_Stored entries:_
════
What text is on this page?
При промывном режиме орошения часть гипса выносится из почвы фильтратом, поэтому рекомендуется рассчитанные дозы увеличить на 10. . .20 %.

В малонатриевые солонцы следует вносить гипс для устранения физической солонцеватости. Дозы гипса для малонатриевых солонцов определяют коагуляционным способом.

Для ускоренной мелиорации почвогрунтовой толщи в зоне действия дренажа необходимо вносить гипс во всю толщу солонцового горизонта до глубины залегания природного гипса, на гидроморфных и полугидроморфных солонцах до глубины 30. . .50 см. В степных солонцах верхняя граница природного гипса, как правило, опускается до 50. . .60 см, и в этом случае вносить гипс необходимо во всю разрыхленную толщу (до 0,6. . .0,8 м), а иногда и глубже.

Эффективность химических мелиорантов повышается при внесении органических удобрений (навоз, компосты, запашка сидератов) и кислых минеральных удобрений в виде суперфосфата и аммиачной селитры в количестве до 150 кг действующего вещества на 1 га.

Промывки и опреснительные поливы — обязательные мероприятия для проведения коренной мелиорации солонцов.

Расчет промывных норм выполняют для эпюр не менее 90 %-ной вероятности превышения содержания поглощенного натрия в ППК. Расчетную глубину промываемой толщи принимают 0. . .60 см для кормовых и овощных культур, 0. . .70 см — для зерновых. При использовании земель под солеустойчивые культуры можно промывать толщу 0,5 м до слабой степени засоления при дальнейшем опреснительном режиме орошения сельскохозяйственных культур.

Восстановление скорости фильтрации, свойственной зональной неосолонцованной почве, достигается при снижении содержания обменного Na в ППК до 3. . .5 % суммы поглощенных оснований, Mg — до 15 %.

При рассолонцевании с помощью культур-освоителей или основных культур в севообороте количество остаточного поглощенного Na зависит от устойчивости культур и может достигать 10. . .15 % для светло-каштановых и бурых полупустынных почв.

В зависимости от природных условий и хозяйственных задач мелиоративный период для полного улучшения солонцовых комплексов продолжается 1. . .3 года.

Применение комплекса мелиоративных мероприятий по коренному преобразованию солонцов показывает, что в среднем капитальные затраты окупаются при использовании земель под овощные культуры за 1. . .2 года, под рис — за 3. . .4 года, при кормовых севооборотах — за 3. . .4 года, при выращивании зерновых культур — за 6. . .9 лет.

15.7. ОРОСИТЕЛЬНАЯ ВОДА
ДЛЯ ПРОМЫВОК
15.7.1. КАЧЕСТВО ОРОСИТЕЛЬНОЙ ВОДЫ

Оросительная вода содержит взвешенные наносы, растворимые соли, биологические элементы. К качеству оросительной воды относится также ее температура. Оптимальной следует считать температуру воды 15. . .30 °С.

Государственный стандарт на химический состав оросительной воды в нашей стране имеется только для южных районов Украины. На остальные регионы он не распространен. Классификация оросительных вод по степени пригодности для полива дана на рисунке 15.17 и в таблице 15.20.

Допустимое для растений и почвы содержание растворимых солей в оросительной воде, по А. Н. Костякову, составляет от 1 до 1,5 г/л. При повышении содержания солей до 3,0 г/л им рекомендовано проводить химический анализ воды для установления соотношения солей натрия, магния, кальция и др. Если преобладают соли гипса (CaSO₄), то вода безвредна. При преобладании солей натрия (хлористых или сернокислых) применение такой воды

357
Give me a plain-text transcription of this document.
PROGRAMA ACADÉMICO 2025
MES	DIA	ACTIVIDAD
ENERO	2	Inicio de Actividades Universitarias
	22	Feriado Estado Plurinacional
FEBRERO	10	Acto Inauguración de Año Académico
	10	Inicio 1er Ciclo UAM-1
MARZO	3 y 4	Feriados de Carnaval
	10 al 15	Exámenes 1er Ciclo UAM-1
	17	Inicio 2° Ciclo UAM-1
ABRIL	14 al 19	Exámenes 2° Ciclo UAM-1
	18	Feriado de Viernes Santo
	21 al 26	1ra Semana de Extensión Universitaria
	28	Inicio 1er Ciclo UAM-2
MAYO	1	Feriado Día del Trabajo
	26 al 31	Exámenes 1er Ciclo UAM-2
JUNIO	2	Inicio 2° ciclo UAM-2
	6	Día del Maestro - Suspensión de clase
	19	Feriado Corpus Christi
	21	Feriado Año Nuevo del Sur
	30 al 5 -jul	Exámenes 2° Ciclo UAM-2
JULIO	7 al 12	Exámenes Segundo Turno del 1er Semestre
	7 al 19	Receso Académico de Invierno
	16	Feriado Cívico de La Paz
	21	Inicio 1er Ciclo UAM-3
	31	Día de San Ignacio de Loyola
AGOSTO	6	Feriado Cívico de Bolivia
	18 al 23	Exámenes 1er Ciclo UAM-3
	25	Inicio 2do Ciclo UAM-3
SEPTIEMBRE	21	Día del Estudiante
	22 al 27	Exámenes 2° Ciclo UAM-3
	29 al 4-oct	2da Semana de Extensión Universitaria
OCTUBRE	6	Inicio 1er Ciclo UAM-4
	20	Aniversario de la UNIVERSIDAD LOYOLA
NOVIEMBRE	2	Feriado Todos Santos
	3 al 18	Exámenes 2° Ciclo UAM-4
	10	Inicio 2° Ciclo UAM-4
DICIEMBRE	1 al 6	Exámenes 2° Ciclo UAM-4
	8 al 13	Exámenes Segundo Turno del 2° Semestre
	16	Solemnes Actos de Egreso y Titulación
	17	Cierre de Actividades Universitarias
════
_PROBLEM TO WORK ON:_
Extract all lines as given.

_RESPONSE TO THIS EXERCISE:_
What text is on this page?
При промывном режиме орошения часть гипса выносится из почвы фильтратом, поэтому рекомендуется рассчитанные дозы увеличить на 10. . .20 %.

В малонатриевые солонцы следует вносить гипс для устранения физической солонцеватости. Дозы гипса для малонатриевых солонцов определяют коагуляционным способом.

Для ускоренной мелиорации почвогрунтовой толщи в зоне действия дренажа необходимо вносить гипс во всю толщу солонцового горизонта до глубины залегания природного гипса, на гидроморфных и полугидроморфных солонцах до глубины 30. . .50 см. В степных солонцах верхняя граница природного гипса, как правило, опускается до 50. . .60 см, и в этом случае вносить гипс необходимо во всю разрыхленную толщу (до 0,6. . .0,8 м), а иногда и глубже.

Эффективность химических мелиорантов повышается при внесении органических удобрений (навоз, компосты, запашка сидератов) и кислых минеральных удобрений в виде суперфосфата и аммиачной селитры в количестве до 150 кг действующего вещества на 1 га.

Промывки и опреснительные поливы — обязательные мероприятия для проведения коренной мелиорации солонцов.

Расчет промывных норм выполняют для эпюр не менее 90 %-ной вероятности превышения содержания поглощенного натрия в ППК. Расчетную глубину промываемой толщи принимают 0. . .60 см для кормовых и овощных культур, 0. . .70 см — для зерновых. При использовании земель под солеустойчивые культуры можно промывать толщу 0,5 м до слабой степени засоления при дальнейшем опреснительном режиме орошения сельскохозяйственных культур.

Восстановление скорости фильтрации, свойственной зональной неосолонцованной почве, достигается при снижении содержания обменного Na в ППК до 3. . .5 % суммы поглощенных оснований, Mg — до 15 %.

При рассолонцевании с помощью культур-освоителей или основных культур в севообороте количество остаточного поглощенного Na зависит от устойчивости культур и может достигать 10. . .15 % для светло-каштановых и бурых полупустынных почв.

В зависимости от природных условий и хозяйственных задач мелиоративный период для полного улучшения солонцовых комплексов продолжается 1. . .3 года.

Применение комплекса мелиоративных мероприятий по коренному преобразованию солонцов показывает, что в среднем капитальные затраты окупаются при использовании земель под овощные культуры за 1. . .2 года, под рис — за 3. . .4 года, при кормовых севооборотах — за 3. . .4 года, при выращивании зерновых культур — за 6. . .9 лет.

15.7. ОРОСИТЕЛЬНАЯ ВОДА
ДЛЯ ПРОМЫВОК
15.7.1. КАЧЕСТВО ОРОСИТЕЛЬНОЙ ВОДЫ

Оросительная вода содержит взвешенные наносы, растворимые соли, биологические элементы. К качеству оросительной воды относится также ее температура. Оптимальной следует считать температуру воды 15. . .30 °С.

Государственный стандарт на химический состав оросительной воды в нашей стране имеется только для южных районов Украины. На остальные регионы он не распространен. Классификация оросительных вод по степени пригодности для полива дана на рисунке 15.17 и в таблице 15.20.

Допустимое для растений и почвы содержание растворимых солей в оросительной воде, по А. Н. Костякову, составляет от 1 до 1,5 г/л. При повышении содержания солей до 3,0 г/л им рекомендовано проводить химический анализ воды для установления соотношения солей натрия, магния, кальция и др. Если преобладают соли гипса (CaSO₄), то вода безвредна. При преобладании солей натрия (хлористых или сернокислых) применение такой воды

357
Give me a plain-text transcription of this document.
PROGRAMA ACADÉMICO 2025
MES	DIA	ACTIVIDAD
ENERO	2	Inicio de Actividades Universitarias
	22	Feriado Estado Plurinacional
FEBRERO	10	Acto Inauguración de Año Académico
	10	Inicio 1er Ciclo UAM-1
MARZO	3 y 4	Feriados de Carnaval
	10 al 15	Exámenes 1er Ciclo UAM-1
	17	Inicio 2° Ciclo UAM-1
ABRIL	14 al 19	Exámenes 2° Ciclo UAM-1
	18	Feriado de Viernes Santo
	21 al 26	1ra Semana de Extensión Universitaria
	28	Inicio 1er Ciclo UAM-2
MAYO	1	Feriado Día del Trabajo
	26 al 31	Exámenes 1er Ciclo UAM-2
JUNIO	2	Inicio 2° ciclo UAM-2
	6	Día del Maestro - Suspensión de clase
	19	Feriado Corpus Christi
	21	Feriado Año Nuevo del Sur
	30 al 5 -jul	Exámenes 2° Ciclo UAM-2
JULIO	7 al 12	Exámenes Segundo Turno del 1er Semestre
	7 al 19	Receso Académico de Invierno
	16	Feriado Cívico de La Paz
	21	Inicio 1er Ciclo UAM-3
	31	Día de San Ignacio de Loyola
AGOSTO	6	Feriado Cívico de Bolivia
	18 al 23	Exámenes 1er Ciclo UAM-3
	25	Inicio 2do Ciclo UAM-3
SEPTIEMBRE	21	Día del Estudiante
	22 al 27	Exámenes 2° Ciclo UAM-3
	29 al 4-oct	2da Semana de Extensión Universitaria
OCTUBRE	6	Inicio 1er Ciclo UAM-4
	20	Aniversario de la UNIVERSIDAD LOYOLA
NOVIEMBRE	2	Feriado Todos Santos
	3 al 18	Exámenes 2° Ciclo UAM-4
	10	Inicio 2° Ciclo UAM-4
DICIEMBRE	1 al 6	Exámenes 2° Ciclo UAM-4
	8 al 13	Exámenes Segundo Turno del 2° Semestre
	16	Solemnes Actos de Egreso y Titulación
	17	Cierre de Actividades Universitarias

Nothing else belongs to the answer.